MATERIAL SHOWN ::
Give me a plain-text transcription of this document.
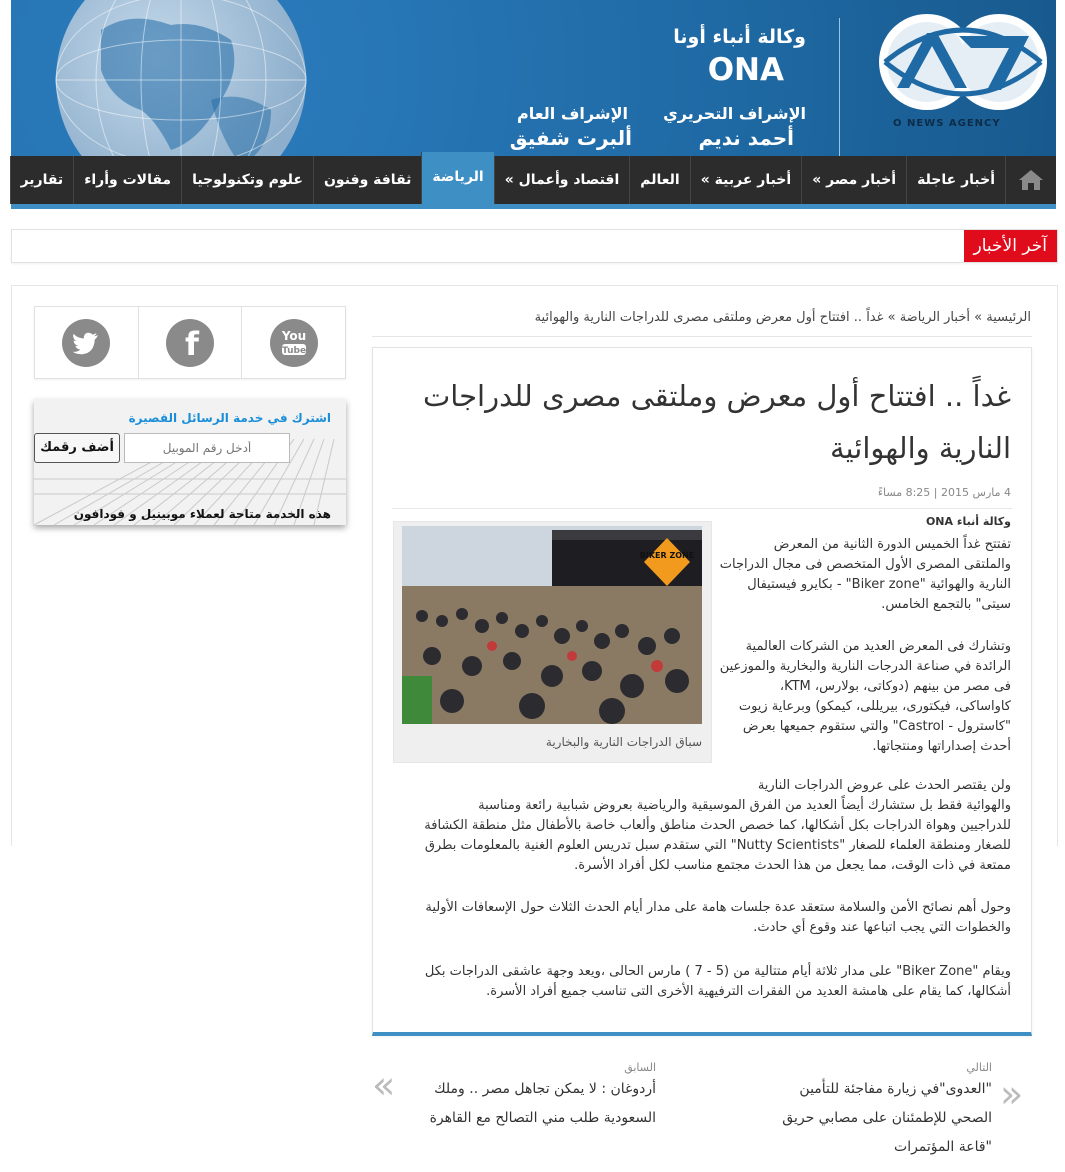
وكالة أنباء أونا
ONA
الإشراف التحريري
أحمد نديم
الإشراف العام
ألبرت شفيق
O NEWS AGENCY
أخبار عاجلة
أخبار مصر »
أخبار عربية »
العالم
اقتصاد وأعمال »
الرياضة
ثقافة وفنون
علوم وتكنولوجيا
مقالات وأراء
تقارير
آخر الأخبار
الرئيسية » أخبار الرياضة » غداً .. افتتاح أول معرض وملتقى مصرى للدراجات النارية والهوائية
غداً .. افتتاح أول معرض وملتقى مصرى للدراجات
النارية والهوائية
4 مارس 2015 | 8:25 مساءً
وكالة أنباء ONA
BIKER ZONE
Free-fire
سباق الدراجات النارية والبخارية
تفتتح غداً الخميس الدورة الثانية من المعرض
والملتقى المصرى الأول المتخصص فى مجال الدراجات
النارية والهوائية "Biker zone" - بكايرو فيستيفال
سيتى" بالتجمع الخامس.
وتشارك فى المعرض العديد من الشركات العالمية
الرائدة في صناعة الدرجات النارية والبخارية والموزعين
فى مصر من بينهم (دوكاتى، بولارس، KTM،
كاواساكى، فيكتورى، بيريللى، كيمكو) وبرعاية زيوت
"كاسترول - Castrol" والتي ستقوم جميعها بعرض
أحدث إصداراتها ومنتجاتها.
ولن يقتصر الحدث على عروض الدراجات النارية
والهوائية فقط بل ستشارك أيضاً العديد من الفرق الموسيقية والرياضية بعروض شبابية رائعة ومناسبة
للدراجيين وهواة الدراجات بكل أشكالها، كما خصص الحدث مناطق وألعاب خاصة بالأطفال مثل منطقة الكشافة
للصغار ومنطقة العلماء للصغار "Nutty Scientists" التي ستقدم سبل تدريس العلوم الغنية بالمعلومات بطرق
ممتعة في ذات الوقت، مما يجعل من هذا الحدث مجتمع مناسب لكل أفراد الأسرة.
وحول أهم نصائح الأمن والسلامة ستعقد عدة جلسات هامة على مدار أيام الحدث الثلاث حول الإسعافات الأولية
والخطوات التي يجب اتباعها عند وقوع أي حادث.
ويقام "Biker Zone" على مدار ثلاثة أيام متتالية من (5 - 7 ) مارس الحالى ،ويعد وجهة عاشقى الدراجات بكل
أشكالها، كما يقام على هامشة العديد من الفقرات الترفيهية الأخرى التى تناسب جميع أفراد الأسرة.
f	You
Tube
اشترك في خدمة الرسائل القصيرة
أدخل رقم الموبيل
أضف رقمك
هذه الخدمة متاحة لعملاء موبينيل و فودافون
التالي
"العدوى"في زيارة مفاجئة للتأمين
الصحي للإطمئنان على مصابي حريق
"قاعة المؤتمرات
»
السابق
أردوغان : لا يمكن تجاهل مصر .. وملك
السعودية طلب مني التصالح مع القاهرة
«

STATED TASK ::
Pictures in the records should not appear in your copy, but everything else must be transcribed exactly.

ANSWER IN FULL ::
Give me a plain-text transcription of this document.
وكالة أنباء أونا
ONA
الإشراف التحريري
أحمد نديم
الإشراف العام
ألبرت شفيق
O NEWS AGENCY
أخبار عاجلة
أخبار مصر »
أخبار عربية »
العالم
اقتصاد وأعمال »
الرياضة
ثقافة وفنون
علوم وتكنولوجيا
مقالات وأراء
تقارير
آخر الأخبار
الرئيسية » أخبار الرياضة » غداً .. افتتاح أول معرض وملتقى مصرى للدراجات النارية والهوائية
غداً .. افتتاح أول معرض وملتقى مصرى للدراجات
النارية والهوائية
4 مارس 2015 | 8:25 مساءً
وكالة أنباء ONA
BIKER ZONE
Free-fire
سباق الدراجات النارية والبخارية
تفتتح غداً الخميس الدورة الثانية من المعرض
والملتقى المصرى الأول المتخصص فى مجال الدراجات
النارية والهوائية "Biker zone" - بكايرو فيستيفال
سيتى" بالتجمع الخامس.
وتشارك فى المعرض العديد من الشركات العالمية
الرائدة في صناعة الدرجات النارية والبخارية والموزعين
فى مصر من بينهم (دوكاتى، بولارس، KTM،
كاواساكى، فيكتورى، بيريللى، كيمكو) وبرعاية زيوت
"كاسترول - Castrol" والتي ستقوم جميعها بعرض
أحدث إصداراتها ومنتجاتها.
ولن يقتصر الحدث على عروض الدراجات النارية
والهوائية فقط بل ستشارك أيضاً العديد من الفرق الموسيقية والرياضية بعروض شبابية رائعة ومناسبة
للدراجيين وهواة الدراجات بكل أشكالها، كما خصص الحدث مناطق وألعاب خاصة بالأطفال مثل منطقة الكشافة
للصغار ومنطقة العلماء للصغار "Nutty Scientists" التي ستقدم سبل تدريس العلوم الغنية بالمعلومات بطرق
ممتعة في ذات الوقت، مما يجعل من هذا الحدث مجتمع مناسب لكل أفراد الأسرة.
وحول أهم نصائح الأمن والسلامة ستعقد عدة جلسات هامة على مدار أيام الحدث الثلاث حول الإسعافات الأولية
والخطوات التي يجب اتباعها عند وقوع أي حادث.
ويقام "Biker Zone" على مدار ثلاثة أيام متتالية من (5 - 7 ) مارس الحالى ،ويعد وجهة عاشقى الدراجات بكل
أشكالها، كما يقام على هامشة العديد من الفقرات الترفيهية الأخرى التى تناسب جميع أفراد الأسرة.
f	You
Tube
اشترك في خدمة الرسائل القصيرة
أدخل رقم الموبيل
أضف رقمك
هذه الخدمة متاحة لعملاء موبينيل و فودافون
التالي
"العدوى"في زيارة مفاجئة للتأمين
الصحي للإطمئنان على مصابي حريق
"قاعة المؤتمرات
»
السابق
أردوغان : لا يمكن تجاهل مصر .. وملك
السعودية طلب مني التصالح مع القاهرة
«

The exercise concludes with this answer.